Texto para leitura:
• • • • • • •

A inflação medida pelo Índice de Preços ao Produtor (IPP), que acompanha a variação dos preços na saída da fábrica — sem impostos e fretes — caiu 0,48% em outubro, informou o Instituto Brasileiro de Geografia e Estatística (IBGE). A taxa de setembro foi revisada de -0,25% para -0,24%.
Com o resultado de outubro, o IPP acumula nove meses consecutivos de queda. O indicador já havia recuado em fevereiro (-0,12%), março (-0,60%), abril (-0,12%), maio (-1,21%), junho (-1,27%), julho (-0,31%), agosto (-0,21%) e setembro (-0,24%).
Em 2025, o índice registra redução acumulada de 4,33%. Em 12 meses, o recuo é de 1,82%.
A indústria extrativa caiu 0,69% em outubro, após alta de 0,52% em setembro. Já a indústria de transformação caiu de 0,47%, ante -0,27% no mês anterior.

• • • • • • •

Complete o seguinte:
**1)** Segundo o texto sobre o IPP, qual é a redução acumulada do índice em 2025?
**2)** Dê continuidade ao texto sobre o IPP, começando depois da última frase.
Não é preciso consultar os registros.

Dados fornecidos:
• • • • • • •

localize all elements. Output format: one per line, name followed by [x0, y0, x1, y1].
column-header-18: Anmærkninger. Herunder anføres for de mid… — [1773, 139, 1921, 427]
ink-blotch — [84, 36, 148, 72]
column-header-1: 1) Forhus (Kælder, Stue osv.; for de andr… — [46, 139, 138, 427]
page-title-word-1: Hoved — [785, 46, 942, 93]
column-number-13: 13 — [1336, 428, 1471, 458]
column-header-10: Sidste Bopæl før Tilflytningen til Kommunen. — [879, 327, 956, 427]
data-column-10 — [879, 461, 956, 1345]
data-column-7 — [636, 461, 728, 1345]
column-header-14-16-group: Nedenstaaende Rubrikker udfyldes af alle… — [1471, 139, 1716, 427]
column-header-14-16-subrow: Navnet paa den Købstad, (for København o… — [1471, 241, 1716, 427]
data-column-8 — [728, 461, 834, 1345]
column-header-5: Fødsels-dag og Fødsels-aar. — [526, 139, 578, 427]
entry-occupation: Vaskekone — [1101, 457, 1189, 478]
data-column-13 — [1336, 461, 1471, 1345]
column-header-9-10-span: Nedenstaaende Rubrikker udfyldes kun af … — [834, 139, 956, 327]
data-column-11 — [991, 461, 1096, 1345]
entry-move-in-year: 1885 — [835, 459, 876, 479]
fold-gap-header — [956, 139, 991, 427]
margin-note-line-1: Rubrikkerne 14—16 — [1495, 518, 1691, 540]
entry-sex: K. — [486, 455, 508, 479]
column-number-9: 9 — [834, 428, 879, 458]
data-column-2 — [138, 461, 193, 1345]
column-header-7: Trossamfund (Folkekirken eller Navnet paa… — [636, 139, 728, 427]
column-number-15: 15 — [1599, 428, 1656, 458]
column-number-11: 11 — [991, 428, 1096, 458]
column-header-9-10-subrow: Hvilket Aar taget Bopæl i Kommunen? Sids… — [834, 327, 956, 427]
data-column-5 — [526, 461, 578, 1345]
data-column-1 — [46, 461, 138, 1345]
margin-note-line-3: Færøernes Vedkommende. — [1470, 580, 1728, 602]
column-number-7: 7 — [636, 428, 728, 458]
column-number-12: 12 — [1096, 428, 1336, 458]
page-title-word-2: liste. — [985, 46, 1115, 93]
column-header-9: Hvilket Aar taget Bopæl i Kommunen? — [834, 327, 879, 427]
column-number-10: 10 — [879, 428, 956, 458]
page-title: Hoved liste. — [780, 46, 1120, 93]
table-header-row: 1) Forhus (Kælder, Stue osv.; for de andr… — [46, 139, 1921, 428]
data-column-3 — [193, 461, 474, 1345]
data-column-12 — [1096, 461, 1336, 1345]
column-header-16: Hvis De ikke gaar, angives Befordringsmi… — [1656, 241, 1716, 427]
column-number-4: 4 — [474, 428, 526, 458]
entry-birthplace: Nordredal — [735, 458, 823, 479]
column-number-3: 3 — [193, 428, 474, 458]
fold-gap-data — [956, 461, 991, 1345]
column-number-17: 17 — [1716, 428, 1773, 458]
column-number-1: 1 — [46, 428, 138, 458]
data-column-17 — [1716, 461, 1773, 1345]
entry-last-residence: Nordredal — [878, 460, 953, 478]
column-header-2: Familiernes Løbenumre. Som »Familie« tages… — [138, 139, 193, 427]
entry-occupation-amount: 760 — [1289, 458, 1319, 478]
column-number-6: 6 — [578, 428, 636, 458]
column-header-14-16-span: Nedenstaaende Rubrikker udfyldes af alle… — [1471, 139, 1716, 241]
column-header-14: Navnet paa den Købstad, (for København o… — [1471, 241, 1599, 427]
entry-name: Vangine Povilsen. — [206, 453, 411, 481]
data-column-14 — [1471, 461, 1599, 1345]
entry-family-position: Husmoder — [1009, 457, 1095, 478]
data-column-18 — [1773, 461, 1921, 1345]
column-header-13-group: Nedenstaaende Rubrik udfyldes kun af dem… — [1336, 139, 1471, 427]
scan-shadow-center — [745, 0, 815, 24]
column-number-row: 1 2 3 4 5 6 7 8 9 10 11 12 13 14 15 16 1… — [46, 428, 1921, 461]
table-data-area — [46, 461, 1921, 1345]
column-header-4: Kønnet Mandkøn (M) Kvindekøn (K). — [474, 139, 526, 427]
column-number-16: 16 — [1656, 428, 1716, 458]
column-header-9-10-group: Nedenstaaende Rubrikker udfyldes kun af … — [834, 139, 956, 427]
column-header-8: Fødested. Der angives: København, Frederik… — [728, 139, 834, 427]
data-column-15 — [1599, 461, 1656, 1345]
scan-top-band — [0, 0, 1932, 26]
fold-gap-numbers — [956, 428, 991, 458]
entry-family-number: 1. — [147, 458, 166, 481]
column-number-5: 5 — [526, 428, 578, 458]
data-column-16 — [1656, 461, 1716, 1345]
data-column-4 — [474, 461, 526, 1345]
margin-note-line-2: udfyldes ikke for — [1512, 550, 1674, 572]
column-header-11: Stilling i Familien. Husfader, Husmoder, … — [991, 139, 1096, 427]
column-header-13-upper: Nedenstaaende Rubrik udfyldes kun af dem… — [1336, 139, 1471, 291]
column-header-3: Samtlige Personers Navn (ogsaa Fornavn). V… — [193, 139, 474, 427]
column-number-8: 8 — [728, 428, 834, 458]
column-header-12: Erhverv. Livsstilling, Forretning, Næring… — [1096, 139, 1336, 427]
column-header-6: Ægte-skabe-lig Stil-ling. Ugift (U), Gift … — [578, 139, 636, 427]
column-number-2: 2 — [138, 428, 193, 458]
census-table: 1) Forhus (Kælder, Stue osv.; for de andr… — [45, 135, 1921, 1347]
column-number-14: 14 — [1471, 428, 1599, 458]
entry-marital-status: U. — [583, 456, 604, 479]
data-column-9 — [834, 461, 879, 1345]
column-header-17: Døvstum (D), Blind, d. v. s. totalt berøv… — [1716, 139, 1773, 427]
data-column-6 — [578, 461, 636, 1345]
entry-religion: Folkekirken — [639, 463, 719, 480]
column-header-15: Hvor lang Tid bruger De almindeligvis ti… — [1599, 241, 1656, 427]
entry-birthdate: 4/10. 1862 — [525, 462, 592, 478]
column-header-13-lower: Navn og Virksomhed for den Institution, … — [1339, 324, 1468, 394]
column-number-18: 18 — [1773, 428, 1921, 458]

• • • • • • •

Respostas do exercício:
**1)** A redução acumulada em 2025 é de 4,33%.

**2)**
Entre as 24 categorias pesquisadas pelo IBGE, 11 tiveram variação negativa. A queda mais intensa ocorreu em produtos químicos (-2%), com impacto de -0,16 ponto percentual no índice geral. A principal contribuição para a baixa veio dos alimentos, com impacto de -0,36 ponto.
O gerente de análise do IBGE, Alexandre Brandão, afirma que o recuo acumulado no ano — o segundo menor da série histórica iniciada em 2014 — é influenciado pelo comportamento dos preços dos alimentos.
Segundo ele, fatores como a apreciação de 11,7% do real frente ao dólar nos primeiros dez meses do ano e o período de safra de produtos como cana-de-açúcar, soja e arroz contribuíram para aliviar custos na indústria.